··· FRAGMENTO DE ORIGEN ···

Todos los escritores componen un personaje cuando se dan al roce social en tanto escritores. Para mucha gente, esa autofiguración extratextual no reviste ningún interés. A mí, en cambio, me resulta interesante y significativa. Creo que esa figura pública, hecha de retazos de gestos, acciones y palabras, a veces se vuelve un rico pretexto que ilumina aspectos de la obra de un autor.

No sé mucho de la biografía de Francisco Bitar, pero retengo alguna anécdota reciente de su participación en un homenaje a Juan José Saer. Sucede durante la primera jornada de un festival de poesía en Rosario. El santafesino es el más joven de los tres escritores convocados. Iluminado por los reflectores de la sala, sus palabras vacilan cuando debe disertar y emula el estilo en apariencia improvisado de uno de sus compañeros de mesa: parece no decidirse entre leer lo que trae en un papel o hablar como el expositor que lo precedió. Ambos comparten la idea de que el escritor más saereano de la tarde es rosarino y se encuentra entre el público. Cuando se abre el diálogo entre autores y moderadora, deja entrever su incomodidad frente a la implícita filiación que lo hace parte de la comitiva. Tiempo después, más seguro de sí mismo, expresa sus reparos frente a la falta de indulgencia hacia el lector por parte del autor de Serodino. Algunos de los asistentes del palco se miran entre sí, parecen sorprendidos de que a un escritor como Bitar le preocupen los efectos más o menos inmediatos de sus frases escritas. Cuando lean Luces de navidad, cosa que es muy probable que suceda —los del palco son escritores (y los escritores leen a los buenos escritores)—, comprobarán que dicho interés es auténtico, también —tal vez ya lo sepan— que puede coexistir una clara conciencia del cuento como artefacto montado para su fruición (¿es el cuento el más retórico de los géneros?) y una escritura que trasude una visión singular del mundo y disruptiva de la cultura en la que interviene.

··· INFORMACIÓN PROPORCIONADA ···

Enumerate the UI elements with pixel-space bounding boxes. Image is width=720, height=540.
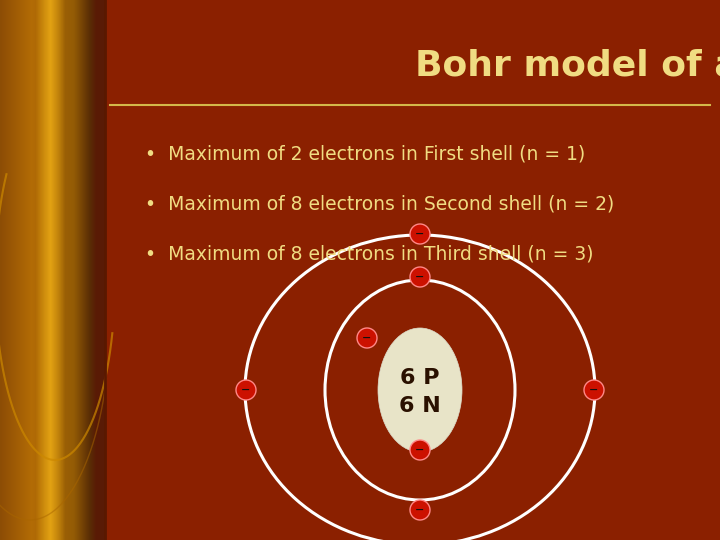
Text: Bohr model of an Atom: Bohr model of an Atom xyxy=(415,48,720,82)
Text: −: − xyxy=(241,385,251,395)
Text: •  Maximum of 2 electrons in First shell (n = 1): • Maximum of 2 electrons in First shell … xyxy=(145,145,585,164)
Ellipse shape xyxy=(236,380,256,400)
Text: •  Maximum of 8 electrons in Second shell (n = 2): • Maximum of 8 electrons in Second shell… xyxy=(145,195,614,214)
Text: −: − xyxy=(415,505,425,515)
Ellipse shape xyxy=(410,267,430,287)
Ellipse shape xyxy=(410,224,430,244)
Text: −: − xyxy=(589,385,599,395)
Text: 6 N: 6 N xyxy=(399,396,441,416)
Text: •  Maximum of 8 electrons in Third shell (n = 3): • Maximum of 8 electrons in Third shell … xyxy=(145,245,593,264)
Ellipse shape xyxy=(410,500,430,520)
Text: −: − xyxy=(362,333,372,343)
Ellipse shape xyxy=(584,380,604,400)
Ellipse shape xyxy=(378,328,462,452)
Text: 6 P: 6 P xyxy=(400,368,440,388)
Ellipse shape xyxy=(357,328,377,348)
Text: −: − xyxy=(415,229,425,239)
Text: −: − xyxy=(415,445,425,455)
Text: −: − xyxy=(415,272,425,282)
Ellipse shape xyxy=(410,440,430,460)
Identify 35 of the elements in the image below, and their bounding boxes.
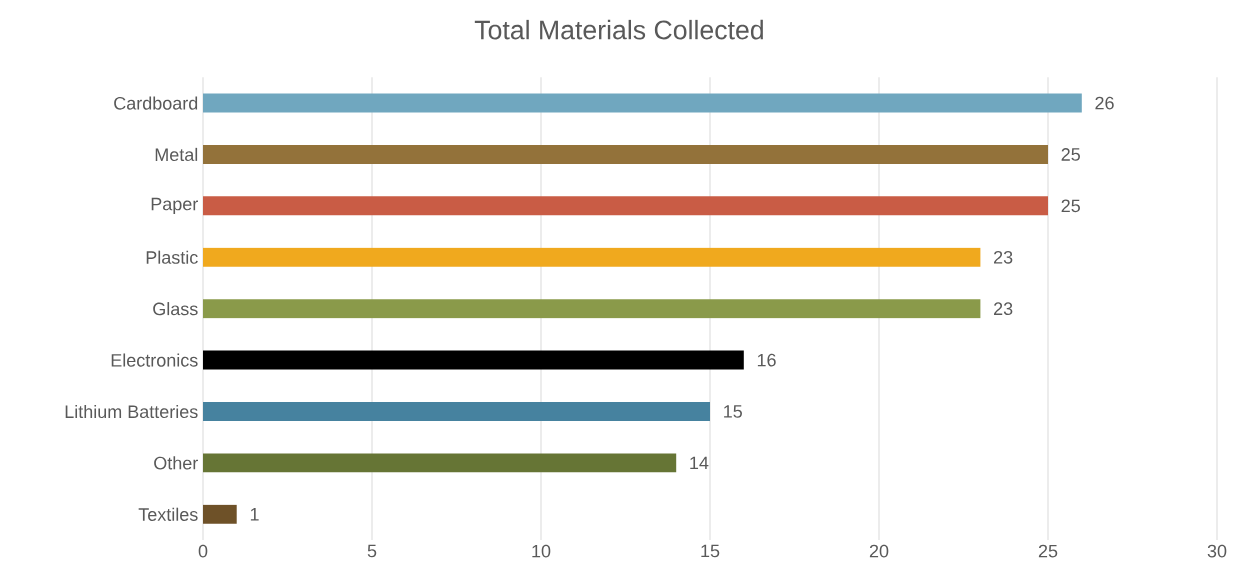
bar [203, 401, 710, 421]
y-tick-label: Other [154, 456, 198, 470]
data-label: 1 [250, 508, 259, 521]
x-tick-label: 20 [869, 544, 889, 558]
x-tick-label: 0 [198, 544, 208, 558]
data-label: 25 [1061, 199, 1080, 213]
data-label: 23 [994, 302, 1013, 316]
y-tick-label: Plastic [146, 250, 198, 264]
bar [203, 504, 237, 524]
x-tick-label: 25 [1038, 544, 1058, 558]
data-label: 15 [724, 405, 742, 418]
x-tick-label: 10 [532, 544, 551, 558]
data-label: 23 [994, 250, 1013, 264]
bar [203, 144, 1048, 164]
y-tick-label: Metal [155, 147, 198, 162]
y-tick-label: Glass [153, 302, 198, 316]
y-tick-label: Electronics [111, 353, 198, 367]
bar [203, 350, 744, 370]
bar [203, 453, 677, 473]
y-tick-label: Paper [151, 197, 198, 214]
y-tick-label: Textiles [138, 507, 198, 521]
bar [203, 196, 1048, 216]
data-label: 26 [1095, 96, 1114, 110]
bar [203, 93, 1082, 113]
chart-title: Total Materials Collected [474, 19, 763, 40]
y-tick-label: Lithium Batteries [65, 404, 198, 419]
data-label: 16 [757, 353, 776, 367]
data-label: 25 [1061, 148, 1080, 161]
data-label: 14 [690, 456, 709, 470]
x-tick-label: 15 [701, 544, 720, 558]
x-tick-label: 30 [1207, 544, 1227, 558]
bar [203, 247, 981, 267]
y-tick-label: Cardboard [114, 96, 198, 110]
bar [203, 299, 981, 319]
x-tick-label: 5 [367, 544, 377, 558]
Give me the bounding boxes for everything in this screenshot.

···

* _INDICACIONES Y REQUISITOS_:
Indica en qué ciudad tiene lugar el festival de poesía en el que, según el fragmento, Francisco Bitar participa en un homenaje a Juan José Saer. Las líneas proceden de una fuente distinta.

* _RESULTADO DEL EJERCICIO_:
El festival tiene lugar en Rosario.